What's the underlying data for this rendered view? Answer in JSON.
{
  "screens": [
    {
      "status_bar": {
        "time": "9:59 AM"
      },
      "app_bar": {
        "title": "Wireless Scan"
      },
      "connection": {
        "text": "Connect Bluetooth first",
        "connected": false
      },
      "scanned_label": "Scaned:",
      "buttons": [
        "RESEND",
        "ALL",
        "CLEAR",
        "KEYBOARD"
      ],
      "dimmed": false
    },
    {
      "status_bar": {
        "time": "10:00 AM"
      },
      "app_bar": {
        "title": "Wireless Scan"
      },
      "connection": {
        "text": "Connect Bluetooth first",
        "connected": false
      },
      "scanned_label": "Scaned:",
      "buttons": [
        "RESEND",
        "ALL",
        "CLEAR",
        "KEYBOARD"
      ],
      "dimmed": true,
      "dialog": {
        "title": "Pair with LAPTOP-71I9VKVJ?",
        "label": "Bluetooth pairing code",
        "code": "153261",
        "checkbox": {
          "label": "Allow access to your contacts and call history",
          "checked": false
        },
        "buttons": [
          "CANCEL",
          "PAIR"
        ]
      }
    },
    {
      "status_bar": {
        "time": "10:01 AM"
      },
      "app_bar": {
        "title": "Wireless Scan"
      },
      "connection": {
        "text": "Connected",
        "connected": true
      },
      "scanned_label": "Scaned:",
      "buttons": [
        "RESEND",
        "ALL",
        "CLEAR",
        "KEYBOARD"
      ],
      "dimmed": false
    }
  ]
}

——————————

** What is being asked **
Return the listing above in full, character for character.

** Reply **
What's the underlying data for this rendered view? Answer in JSON.
{
  "screens": [
    {
      "status_bar": {
        "time": "9:59 AM"
      },
      "app_bar": {
        "title": "Wireless Scan"
      },
      "connection": {
        "text": "Connect Bluetooth first",
        "connected": false
      },
      "scanned_label": "Scaned:",
      "buttons": [
        "RESEND",
        "ALL",
        "CLEAR",
        "KEYBOARD"
      ],
      "dimmed": false
    },
    {
      "status_bar": {
        "time": "10:00 AM"
      },
      "app_bar": {
        "title": "Wireless Scan"
      },
      "connection": {
        "text": "Connect Bluetooth first",
        "connected": false
      },
      "scanned_label": "Scaned:",
      "buttons": [
        "RESEND",
        "ALL",
        "CLEAR",
        "KEYBOARD"
      ],
      "dimmed": true,
      "dialog": {
        "title": "Pair with LAPTOP-71I9VKVJ?",
        "label": "Bluetooth pairing code",
        "code": "153261",
        "checkbox": {
          "label": "Allow access to your contacts and call history",
          "checked": false
        },
        "buttons": [
          "CANCEL",
          "PAIR"
        ]
      }
    },
    {
      "status_bar": {
        "time": "10:01 AM"
      },
      "app_bar": {
        "title": "Wireless Scan"
      },
      "connection": {
        "text": "Connected",
        "connected": true
      },
      "scanned_label": "Scaned:",
      "buttons": [
        "RESEND",
        "ALL",
        "CLEAR",
        "KEYBOARD"
      ],
      "dimmed": false
    }
  ]
}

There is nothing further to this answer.